→ **PROBLEM DESCRIPTION**
Every line below that mentions the word "sets" should be copied out.

__________

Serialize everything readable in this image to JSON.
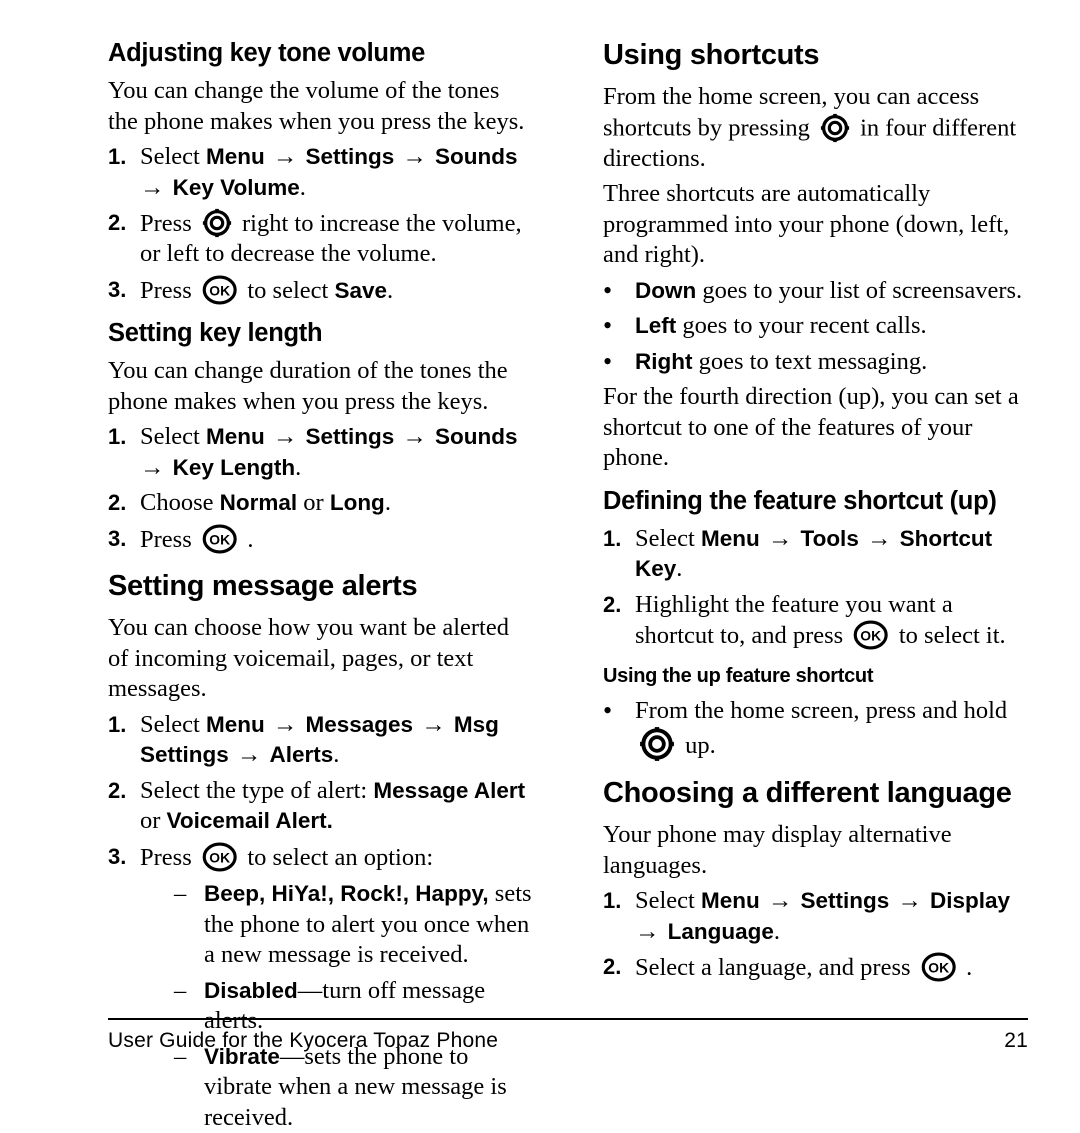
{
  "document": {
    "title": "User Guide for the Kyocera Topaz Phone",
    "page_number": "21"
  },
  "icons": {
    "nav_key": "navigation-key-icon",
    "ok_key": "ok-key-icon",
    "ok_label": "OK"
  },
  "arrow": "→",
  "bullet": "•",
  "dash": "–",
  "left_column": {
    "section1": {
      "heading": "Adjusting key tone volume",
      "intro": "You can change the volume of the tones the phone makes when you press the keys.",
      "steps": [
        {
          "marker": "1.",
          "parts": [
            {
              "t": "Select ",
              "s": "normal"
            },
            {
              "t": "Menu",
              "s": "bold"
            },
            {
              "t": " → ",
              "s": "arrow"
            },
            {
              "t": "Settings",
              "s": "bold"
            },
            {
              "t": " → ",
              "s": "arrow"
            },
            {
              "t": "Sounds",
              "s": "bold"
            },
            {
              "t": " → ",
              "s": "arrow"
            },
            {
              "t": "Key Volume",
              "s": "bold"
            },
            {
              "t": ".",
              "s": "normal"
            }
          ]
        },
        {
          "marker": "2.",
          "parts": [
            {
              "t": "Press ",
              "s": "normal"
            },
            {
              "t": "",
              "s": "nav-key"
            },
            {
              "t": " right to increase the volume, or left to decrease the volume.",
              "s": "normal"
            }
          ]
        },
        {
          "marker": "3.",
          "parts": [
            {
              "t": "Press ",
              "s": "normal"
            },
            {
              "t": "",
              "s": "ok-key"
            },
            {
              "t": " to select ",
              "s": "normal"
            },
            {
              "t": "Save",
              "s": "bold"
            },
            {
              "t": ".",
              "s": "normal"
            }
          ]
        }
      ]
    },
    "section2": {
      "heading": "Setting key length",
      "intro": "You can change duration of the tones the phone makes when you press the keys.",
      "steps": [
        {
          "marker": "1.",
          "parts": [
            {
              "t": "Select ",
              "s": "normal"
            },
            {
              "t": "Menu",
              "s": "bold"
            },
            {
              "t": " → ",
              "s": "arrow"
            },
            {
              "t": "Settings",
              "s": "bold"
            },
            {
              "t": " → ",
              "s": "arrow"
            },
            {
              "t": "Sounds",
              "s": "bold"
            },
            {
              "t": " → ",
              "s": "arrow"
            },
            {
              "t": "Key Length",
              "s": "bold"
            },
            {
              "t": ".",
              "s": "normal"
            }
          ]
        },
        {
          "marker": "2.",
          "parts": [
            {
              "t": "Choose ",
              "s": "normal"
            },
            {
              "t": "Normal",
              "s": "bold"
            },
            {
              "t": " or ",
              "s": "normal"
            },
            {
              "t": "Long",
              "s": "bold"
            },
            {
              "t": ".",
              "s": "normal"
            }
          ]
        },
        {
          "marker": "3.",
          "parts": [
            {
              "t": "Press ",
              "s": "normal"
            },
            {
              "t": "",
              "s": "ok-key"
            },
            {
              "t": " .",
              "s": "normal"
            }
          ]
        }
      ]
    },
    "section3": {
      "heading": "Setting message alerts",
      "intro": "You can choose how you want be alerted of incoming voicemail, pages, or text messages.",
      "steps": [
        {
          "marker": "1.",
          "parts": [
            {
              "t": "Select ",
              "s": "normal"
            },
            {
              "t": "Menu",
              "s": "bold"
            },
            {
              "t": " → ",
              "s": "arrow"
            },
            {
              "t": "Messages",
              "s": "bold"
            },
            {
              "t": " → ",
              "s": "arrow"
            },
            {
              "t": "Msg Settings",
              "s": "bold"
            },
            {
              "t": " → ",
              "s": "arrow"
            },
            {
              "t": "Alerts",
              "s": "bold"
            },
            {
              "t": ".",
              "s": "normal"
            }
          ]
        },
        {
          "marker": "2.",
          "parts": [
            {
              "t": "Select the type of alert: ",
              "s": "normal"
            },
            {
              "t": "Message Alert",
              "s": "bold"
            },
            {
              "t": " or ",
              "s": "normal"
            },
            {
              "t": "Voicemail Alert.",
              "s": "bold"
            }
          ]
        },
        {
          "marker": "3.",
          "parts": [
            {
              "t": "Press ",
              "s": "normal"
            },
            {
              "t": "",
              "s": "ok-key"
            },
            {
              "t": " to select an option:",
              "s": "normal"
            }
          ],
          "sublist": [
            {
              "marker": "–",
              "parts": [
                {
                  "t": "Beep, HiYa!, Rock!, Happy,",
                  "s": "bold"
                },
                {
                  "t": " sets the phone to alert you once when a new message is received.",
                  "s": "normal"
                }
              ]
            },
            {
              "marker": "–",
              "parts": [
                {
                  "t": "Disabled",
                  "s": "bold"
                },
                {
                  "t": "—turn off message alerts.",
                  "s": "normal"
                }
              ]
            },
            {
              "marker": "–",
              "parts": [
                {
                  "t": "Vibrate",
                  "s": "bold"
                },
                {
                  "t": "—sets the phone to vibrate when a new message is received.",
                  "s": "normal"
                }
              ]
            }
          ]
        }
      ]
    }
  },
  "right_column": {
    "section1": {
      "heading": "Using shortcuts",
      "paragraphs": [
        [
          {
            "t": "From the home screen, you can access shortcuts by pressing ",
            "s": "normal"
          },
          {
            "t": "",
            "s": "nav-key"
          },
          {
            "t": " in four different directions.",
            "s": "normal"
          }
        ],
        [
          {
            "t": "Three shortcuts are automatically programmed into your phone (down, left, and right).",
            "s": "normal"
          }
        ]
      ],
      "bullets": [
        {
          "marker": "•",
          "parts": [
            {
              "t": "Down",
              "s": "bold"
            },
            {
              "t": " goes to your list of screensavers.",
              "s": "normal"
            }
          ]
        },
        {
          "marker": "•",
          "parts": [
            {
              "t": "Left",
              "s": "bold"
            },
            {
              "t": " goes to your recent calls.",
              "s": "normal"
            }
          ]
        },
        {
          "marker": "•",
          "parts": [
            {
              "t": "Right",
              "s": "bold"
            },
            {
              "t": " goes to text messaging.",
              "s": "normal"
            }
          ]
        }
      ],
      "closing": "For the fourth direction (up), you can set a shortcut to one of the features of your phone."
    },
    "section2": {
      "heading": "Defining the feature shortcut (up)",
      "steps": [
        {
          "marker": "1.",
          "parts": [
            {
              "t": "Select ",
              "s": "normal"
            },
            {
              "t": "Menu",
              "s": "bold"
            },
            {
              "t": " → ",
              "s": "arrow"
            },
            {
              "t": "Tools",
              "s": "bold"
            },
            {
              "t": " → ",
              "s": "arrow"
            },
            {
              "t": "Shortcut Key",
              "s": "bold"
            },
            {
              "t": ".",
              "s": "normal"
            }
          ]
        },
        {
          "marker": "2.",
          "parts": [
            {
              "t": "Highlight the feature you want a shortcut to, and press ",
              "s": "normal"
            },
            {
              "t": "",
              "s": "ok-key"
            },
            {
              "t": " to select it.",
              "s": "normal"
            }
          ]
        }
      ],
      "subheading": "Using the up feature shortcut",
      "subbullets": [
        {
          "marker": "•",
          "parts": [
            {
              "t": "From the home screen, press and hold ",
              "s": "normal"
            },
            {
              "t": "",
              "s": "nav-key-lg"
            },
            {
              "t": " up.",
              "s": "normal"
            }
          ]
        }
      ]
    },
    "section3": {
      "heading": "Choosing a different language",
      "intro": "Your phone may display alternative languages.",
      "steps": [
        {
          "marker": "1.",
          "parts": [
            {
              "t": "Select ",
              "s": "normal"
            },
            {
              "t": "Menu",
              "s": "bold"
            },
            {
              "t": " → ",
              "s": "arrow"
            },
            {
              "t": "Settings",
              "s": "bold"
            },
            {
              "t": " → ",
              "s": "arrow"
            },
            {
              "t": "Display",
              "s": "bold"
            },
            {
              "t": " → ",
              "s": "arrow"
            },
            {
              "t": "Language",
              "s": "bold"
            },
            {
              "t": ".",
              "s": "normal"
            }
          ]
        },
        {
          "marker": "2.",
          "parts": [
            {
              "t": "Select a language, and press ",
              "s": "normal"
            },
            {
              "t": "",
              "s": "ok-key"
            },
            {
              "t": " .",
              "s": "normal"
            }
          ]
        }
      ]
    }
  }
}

__________

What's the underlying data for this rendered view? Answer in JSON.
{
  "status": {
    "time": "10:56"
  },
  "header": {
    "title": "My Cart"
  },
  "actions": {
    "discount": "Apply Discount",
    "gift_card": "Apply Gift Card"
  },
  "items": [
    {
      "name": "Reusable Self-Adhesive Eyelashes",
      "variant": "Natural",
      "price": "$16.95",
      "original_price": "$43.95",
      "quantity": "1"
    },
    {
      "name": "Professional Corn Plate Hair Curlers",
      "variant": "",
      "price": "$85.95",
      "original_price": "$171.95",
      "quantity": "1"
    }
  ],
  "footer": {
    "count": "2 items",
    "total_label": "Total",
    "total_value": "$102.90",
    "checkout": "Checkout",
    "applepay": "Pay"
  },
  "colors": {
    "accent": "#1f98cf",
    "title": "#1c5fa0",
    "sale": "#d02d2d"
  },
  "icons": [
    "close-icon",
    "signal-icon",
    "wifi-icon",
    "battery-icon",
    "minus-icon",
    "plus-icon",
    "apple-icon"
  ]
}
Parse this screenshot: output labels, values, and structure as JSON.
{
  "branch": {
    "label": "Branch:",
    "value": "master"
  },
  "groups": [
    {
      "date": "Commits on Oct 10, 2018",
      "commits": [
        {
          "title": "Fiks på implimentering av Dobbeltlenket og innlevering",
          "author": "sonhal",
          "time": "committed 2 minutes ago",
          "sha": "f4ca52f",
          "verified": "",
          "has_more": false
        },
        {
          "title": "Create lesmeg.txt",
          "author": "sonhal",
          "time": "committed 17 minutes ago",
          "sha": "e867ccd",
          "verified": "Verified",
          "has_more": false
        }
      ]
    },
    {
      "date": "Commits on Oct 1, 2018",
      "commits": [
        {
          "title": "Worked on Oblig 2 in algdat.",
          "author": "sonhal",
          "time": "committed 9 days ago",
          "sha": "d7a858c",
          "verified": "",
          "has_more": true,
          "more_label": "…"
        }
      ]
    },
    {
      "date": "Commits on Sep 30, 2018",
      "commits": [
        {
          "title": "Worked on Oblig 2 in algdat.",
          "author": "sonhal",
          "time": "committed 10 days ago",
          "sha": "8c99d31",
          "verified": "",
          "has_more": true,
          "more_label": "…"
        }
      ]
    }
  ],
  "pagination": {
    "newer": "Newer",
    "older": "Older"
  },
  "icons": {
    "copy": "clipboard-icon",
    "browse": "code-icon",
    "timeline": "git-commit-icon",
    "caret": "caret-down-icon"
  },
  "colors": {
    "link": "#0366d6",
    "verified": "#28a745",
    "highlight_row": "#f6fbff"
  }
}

__________

→ **OUTPUT OF THE EXERCISE**
                  "t": " sets the phone to alert you once when a new message is received.",
                  "t": "—sets the phone to vibrate when a new message is received.",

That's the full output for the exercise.